(A run of records)
[start]

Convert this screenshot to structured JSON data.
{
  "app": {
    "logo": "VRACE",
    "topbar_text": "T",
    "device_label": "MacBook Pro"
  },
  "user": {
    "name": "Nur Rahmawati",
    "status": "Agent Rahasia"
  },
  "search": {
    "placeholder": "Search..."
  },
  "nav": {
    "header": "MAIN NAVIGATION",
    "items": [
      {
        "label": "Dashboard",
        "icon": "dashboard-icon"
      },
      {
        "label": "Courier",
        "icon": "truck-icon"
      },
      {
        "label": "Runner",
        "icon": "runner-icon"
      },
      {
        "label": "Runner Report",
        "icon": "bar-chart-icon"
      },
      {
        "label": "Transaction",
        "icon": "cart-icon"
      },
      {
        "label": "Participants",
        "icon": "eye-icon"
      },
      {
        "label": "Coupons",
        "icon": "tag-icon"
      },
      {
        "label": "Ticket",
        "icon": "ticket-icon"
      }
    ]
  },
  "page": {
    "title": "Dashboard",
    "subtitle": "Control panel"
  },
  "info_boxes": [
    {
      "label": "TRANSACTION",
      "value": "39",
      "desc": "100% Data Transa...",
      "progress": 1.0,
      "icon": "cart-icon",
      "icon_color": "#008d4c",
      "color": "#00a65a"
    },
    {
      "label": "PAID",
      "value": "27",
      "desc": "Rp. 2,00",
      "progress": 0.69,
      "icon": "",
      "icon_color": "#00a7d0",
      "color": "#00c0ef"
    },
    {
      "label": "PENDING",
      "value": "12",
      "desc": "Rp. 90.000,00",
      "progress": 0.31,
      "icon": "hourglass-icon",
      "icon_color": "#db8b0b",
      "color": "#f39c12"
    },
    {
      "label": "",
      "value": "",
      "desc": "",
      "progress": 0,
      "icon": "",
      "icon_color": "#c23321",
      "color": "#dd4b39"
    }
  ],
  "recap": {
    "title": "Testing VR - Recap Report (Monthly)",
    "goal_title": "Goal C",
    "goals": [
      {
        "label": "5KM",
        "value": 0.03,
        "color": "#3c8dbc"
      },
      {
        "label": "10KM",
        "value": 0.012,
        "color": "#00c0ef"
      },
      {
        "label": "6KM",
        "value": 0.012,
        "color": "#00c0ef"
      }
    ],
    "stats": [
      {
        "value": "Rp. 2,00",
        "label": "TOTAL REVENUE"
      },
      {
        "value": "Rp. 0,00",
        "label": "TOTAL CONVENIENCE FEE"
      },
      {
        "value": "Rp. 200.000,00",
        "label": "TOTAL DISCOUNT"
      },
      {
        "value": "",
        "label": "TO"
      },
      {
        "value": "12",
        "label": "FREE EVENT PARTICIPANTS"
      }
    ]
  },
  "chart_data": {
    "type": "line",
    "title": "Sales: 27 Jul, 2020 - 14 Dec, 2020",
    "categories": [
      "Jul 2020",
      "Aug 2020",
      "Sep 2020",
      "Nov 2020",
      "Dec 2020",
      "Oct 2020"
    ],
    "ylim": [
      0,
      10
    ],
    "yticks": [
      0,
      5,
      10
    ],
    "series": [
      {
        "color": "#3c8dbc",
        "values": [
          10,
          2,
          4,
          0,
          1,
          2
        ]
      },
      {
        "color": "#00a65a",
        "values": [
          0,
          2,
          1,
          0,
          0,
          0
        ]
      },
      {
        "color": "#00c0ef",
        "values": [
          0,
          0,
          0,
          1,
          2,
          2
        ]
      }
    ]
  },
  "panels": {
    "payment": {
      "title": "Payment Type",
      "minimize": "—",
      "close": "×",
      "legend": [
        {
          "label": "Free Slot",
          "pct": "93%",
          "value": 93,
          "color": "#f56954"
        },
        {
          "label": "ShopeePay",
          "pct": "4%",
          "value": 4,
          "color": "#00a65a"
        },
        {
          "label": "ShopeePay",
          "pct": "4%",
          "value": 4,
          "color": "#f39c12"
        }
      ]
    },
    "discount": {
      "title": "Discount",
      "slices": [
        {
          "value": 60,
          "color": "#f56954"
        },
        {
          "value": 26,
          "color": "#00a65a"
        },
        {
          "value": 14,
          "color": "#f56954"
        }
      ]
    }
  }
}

[end]
[start]

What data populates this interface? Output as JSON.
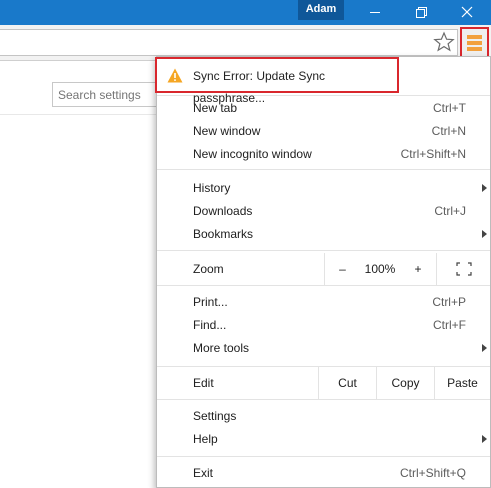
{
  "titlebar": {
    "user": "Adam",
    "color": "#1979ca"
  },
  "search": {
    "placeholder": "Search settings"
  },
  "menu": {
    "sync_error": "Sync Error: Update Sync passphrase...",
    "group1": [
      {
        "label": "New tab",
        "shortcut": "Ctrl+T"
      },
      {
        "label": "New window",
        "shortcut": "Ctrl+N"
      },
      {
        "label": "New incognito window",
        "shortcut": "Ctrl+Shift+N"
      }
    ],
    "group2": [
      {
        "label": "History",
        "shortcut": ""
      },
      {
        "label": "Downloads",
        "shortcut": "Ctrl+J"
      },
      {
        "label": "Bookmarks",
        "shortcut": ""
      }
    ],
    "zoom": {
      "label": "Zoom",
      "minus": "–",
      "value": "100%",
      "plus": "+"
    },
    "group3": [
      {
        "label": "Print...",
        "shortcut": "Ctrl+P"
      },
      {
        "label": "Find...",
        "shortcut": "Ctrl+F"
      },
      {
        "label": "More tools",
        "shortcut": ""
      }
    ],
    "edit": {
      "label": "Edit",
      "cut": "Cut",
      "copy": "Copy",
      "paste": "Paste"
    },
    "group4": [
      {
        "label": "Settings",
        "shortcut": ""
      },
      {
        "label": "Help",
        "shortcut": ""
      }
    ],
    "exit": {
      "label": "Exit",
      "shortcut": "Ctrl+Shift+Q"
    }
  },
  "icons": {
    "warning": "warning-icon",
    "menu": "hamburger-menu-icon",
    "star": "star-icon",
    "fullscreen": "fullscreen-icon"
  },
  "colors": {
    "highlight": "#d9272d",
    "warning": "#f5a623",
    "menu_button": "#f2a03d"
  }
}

[end]

▶ Task prompt: Write out each line of the data that holds the string "TOTAL".

▶ Reply:
        "label": "TOTAL REVENUE"
        "label": "TOTAL CONVENIENCE FEE"
        "label": "TOTAL DISCOUNT"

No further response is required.